**DIRECTIVE:**
Reproduce every line in the listing that contains the word "online".
>> START
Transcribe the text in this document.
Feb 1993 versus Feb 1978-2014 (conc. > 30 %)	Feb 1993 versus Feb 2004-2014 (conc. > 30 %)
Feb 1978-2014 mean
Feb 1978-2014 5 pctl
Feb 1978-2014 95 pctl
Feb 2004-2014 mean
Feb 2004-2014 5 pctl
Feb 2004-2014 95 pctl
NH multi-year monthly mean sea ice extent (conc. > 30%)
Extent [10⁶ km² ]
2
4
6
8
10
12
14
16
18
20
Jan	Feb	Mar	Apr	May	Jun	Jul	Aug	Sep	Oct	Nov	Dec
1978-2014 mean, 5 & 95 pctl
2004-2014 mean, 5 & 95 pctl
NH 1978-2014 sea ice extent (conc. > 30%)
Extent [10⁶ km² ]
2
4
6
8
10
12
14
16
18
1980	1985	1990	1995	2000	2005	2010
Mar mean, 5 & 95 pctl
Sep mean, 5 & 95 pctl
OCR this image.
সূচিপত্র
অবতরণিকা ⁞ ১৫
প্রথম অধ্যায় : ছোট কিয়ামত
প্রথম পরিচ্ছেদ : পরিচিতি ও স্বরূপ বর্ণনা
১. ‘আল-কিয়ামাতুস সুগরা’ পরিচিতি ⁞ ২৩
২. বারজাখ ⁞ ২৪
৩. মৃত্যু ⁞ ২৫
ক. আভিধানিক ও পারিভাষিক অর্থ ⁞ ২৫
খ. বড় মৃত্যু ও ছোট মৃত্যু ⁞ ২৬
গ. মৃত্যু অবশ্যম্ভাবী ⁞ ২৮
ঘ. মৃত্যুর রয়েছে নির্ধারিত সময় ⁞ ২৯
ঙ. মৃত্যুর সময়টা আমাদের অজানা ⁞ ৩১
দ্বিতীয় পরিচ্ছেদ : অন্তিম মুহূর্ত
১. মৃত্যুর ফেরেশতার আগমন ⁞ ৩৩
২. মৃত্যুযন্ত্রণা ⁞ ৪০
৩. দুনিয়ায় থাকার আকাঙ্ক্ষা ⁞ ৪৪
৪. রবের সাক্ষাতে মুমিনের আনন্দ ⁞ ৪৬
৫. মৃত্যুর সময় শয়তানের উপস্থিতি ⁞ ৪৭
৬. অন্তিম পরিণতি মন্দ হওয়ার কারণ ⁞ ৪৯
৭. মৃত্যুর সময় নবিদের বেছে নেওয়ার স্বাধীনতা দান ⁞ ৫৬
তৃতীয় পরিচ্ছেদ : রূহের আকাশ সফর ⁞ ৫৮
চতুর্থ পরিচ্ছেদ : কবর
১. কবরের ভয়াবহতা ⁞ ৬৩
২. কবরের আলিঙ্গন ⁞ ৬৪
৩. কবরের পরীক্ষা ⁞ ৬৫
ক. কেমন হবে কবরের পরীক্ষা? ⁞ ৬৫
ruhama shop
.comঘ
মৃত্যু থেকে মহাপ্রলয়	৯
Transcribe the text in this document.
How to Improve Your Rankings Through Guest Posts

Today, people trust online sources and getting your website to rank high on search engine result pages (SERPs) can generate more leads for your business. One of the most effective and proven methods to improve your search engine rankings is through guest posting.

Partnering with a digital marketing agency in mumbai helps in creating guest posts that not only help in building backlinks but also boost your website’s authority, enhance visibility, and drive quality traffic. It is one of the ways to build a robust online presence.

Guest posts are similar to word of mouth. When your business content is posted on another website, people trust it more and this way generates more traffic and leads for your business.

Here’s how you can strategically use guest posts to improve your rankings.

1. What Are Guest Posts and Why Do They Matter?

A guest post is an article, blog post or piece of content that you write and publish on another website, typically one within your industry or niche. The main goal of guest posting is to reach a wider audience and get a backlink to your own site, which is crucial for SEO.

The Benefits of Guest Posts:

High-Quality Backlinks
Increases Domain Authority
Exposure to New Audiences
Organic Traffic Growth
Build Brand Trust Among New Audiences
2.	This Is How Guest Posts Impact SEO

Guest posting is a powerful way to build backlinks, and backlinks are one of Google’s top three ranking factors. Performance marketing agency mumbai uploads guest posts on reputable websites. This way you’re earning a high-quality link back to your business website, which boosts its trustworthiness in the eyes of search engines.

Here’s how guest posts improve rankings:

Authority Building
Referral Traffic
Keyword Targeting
>> END
**ANSWER:**
Today, people trust online sources and getting your website to rank high on search engine result pages (SERPs) can generate more leads for your business. One of the most effective and proven methods to improve your search engine rankings is through guest posting.
Partnering with a digital marketing agency in mumbai helps in creating guest posts that not only help in building backlinks but also boost your website’s authority, enhance visibility, and drive quality traffic. It is one of the ways to build a robust online presence.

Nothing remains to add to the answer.